To do
Go through the data below. Pull out every line that has the word "velocity".
— begin Data shown —
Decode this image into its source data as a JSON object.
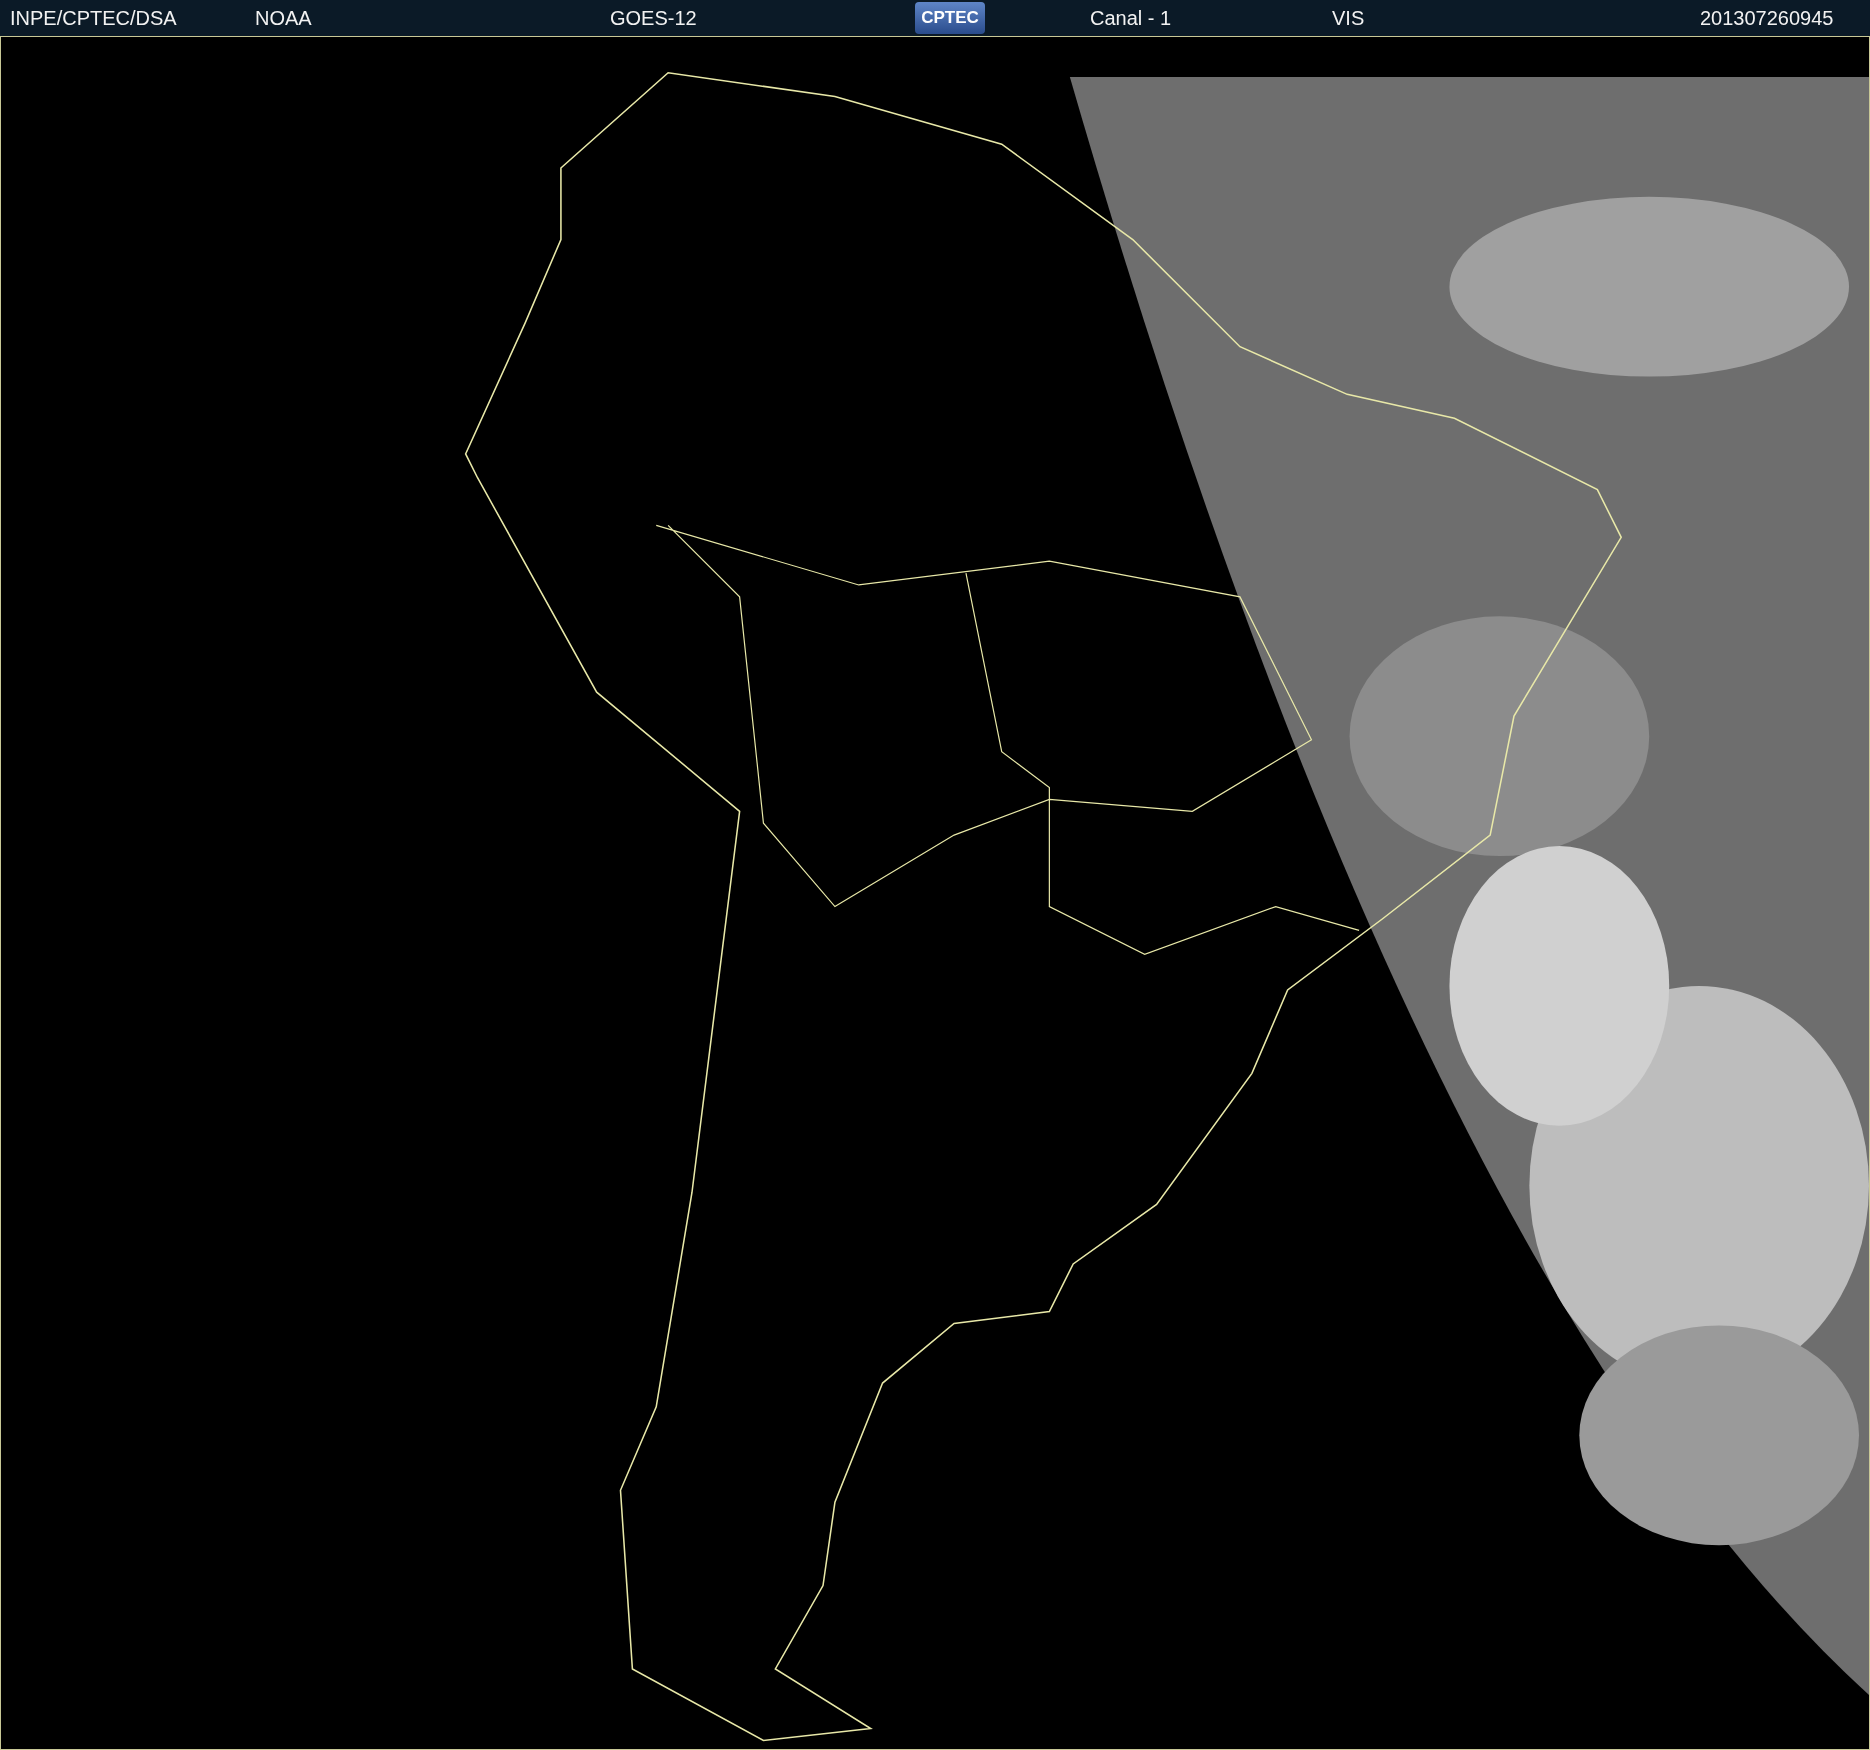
{
  "header": {
    "items": [
      {
        "text": "INPE/CPTEC/DSA",
        "kind": "label"
      },
      {
        "text": "NOAA",
        "kind": "label"
      },
      {
        "text": "GOES-12",
        "kind": "label"
      },
      {
        "text": "CPTEC",
        "kind": "logo"
      },
      {
        "text": "Canal - 1",
        "kind": "label"
      },
      {
        "text": "VIS",
        "kind": "label"
      },
      {
        "text": "201307260945",
        "kind": "label"
      }
    ]
  }
}
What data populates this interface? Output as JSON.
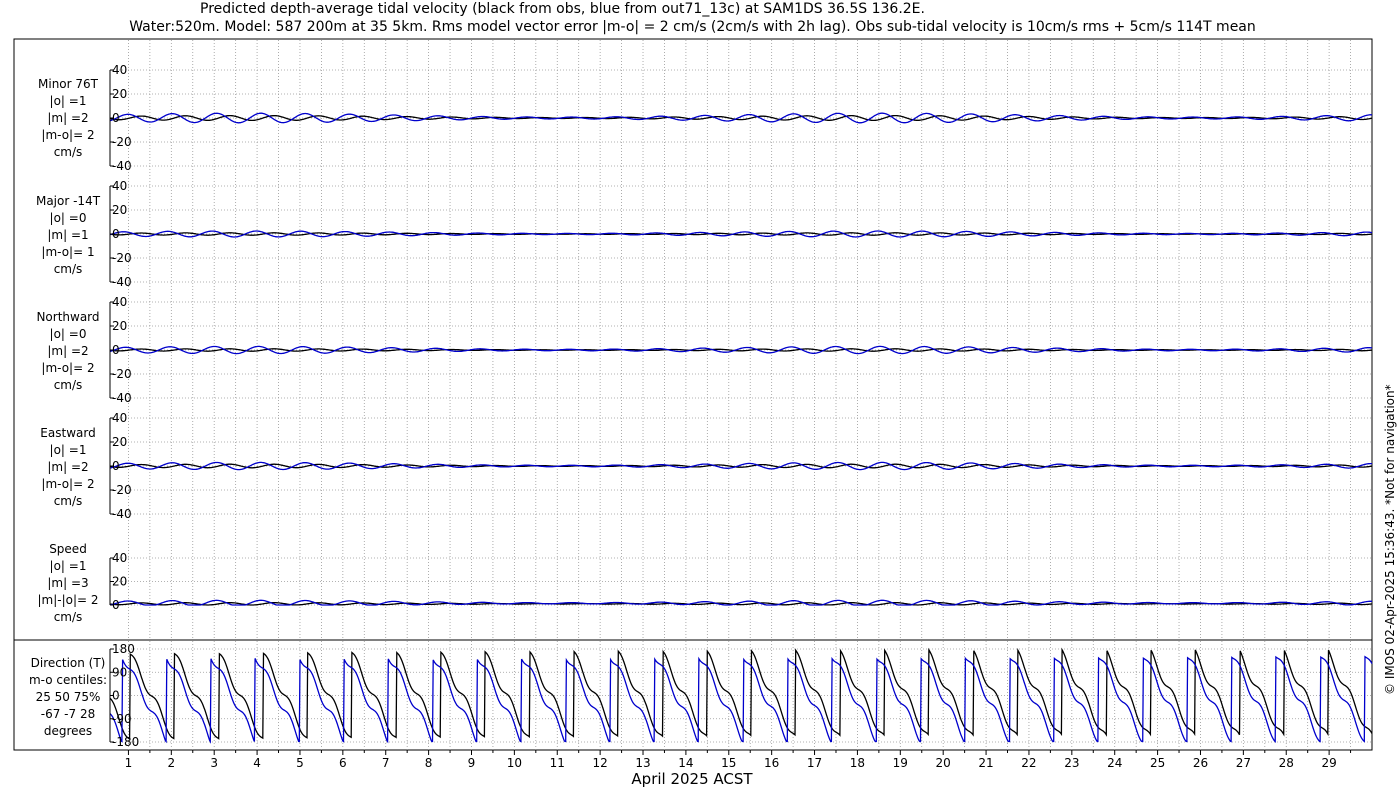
{
  "title_line1": "Predicted depth-average tidal velocity (black from obs, blue from out71_13c) at SAM1DS 36.5S 136.2E.",
  "title_line2": "Water:520m. Model: 587 200m at 35 5km. Rms model vector error |m-o| = 2 cm/s (2cm/s with 2h lag). Obs sub-tidal velocity is 10cm/s rms + 5cm/s 114T mean",
  "copyright": "© IMOS 02-Apr-2025 15:36:43. *Not for navigation*",
  "x_axis_label": "April 2025 ACST",
  "x_tick_labels": [
    "1",
    "2",
    "3",
    "4",
    "5",
    "6",
    "7",
    "8",
    "9",
    "10",
    "11",
    "12",
    "13",
    "14",
    "15",
    "16",
    "17",
    "18",
    "19",
    "20",
    "21",
    "22",
    "23",
    "24",
    "25",
    "26",
    "27",
    "28",
    "29"
  ],
  "colors": {
    "obs": "#000000",
    "model": "#0000cc",
    "grid": "#999999"
  },
  "chart_data": [
    {
      "type": "line",
      "title": "",
      "panel_labels": [
        "Minor 76T",
        "|o| =1",
        "|m| =2",
        "|m-o|= 2",
        "cm/s"
      ],
      "ylim": [
        -40,
        40
      ],
      "y_ticks": [
        "40",
        "20",
        "0",
        "-20",
        "-40"
      ],
      "series": [
        {
          "amp": 2,
          "phase": 0.0,
          "bias": 0
        },
        {
          "amp": 4,
          "phase": 0.3,
          "bias": 0
        }
      ]
    },
    {
      "type": "line",
      "title": "",
      "panel_labels": [
        "Major -14T",
        "|o| =0",
        "|m| =1",
        "|m-o|= 1",
        "cm/s"
      ],
      "ylim": [
        -40,
        40
      ],
      "y_ticks": [
        "40",
        "20",
        "0",
        "-20",
        "-40"
      ],
      "series": [
        {
          "amp": 1,
          "phase": 0.0,
          "bias": 0
        },
        {
          "amp": 2.5,
          "phase": 0.4,
          "bias": 0
        }
      ]
    },
    {
      "type": "line",
      "title": "",
      "panel_labels": [
        "Northward",
        "|o| =0",
        "|m| =2",
        "|m-o|= 2",
        "cm/s"
      ],
      "ylim": [
        -40,
        40
      ],
      "y_ticks": [
        "40",
        "20",
        "0",
        "-20",
        "-40"
      ],
      "series": [
        {
          "amp": 1,
          "phase": 0.0,
          "bias": 0
        },
        {
          "amp": 3,
          "phase": 0.35,
          "bias": 0
        }
      ]
    },
    {
      "type": "line",
      "title": "",
      "panel_labels": [
        "Eastward",
        "|o| =1",
        "|m| =2",
        "|m-o|= 2",
        "cm/s"
      ],
      "ylim": [
        -40,
        40
      ],
      "y_ticks": [
        "40",
        "20",
        "0",
        "-20",
        "-40"
      ],
      "series": [
        {
          "amp": 1.5,
          "phase": 0.0,
          "bias": 0
        },
        {
          "amp": 3,
          "phase": 0.3,
          "bias": 0
        }
      ]
    },
    {
      "type": "line",
      "title": "",
      "panel_labels": [
        "Speed",
        "|o| =1",
        "|m| =3",
        "|m|-|o|= 2",
        "cm/s"
      ],
      "ylim": [
        0,
        40
      ],
      "y_ticks": [
        "40",
        "20",
        "0"
      ],
      "series": [
        {
          "amp": 1,
          "phase": 0.0,
          "bias": 1
        },
        {
          "amp": 2.5,
          "phase": 0.3,
          "bias": 1.5
        }
      ]
    },
    {
      "type": "line",
      "title": "",
      "panel_labels": [
        "Direction (T)",
        "m-o centiles:",
        "25  50  75%",
        "-67  -7  28",
        "degrees"
      ],
      "ylim": [
        -180,
        180
      ],
      "y_ticks": [
        "180",
        "90",
        "0",
        "-90",
        "-180"
      ],
      "series": [
        {
          "phase": 0.0
        },
        {
          "phase": 0.18
        }
      ]
    }
  ]
}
— end Data shown —
Solution
  "title_line1": "Predicted depth-average tidal velocity (black from obs, blue from out71_13c) at SAM1DS 36.5S 136.2E.",
  "title_line2": "Water:520m. Model: 587 200m at 35 5km. Rms model vector error |m-o| = 2 cm/s (2cm/s with 2h lag). Obs sub-tidal velocity is 10cm/s rms + 5cm/s 114T mean",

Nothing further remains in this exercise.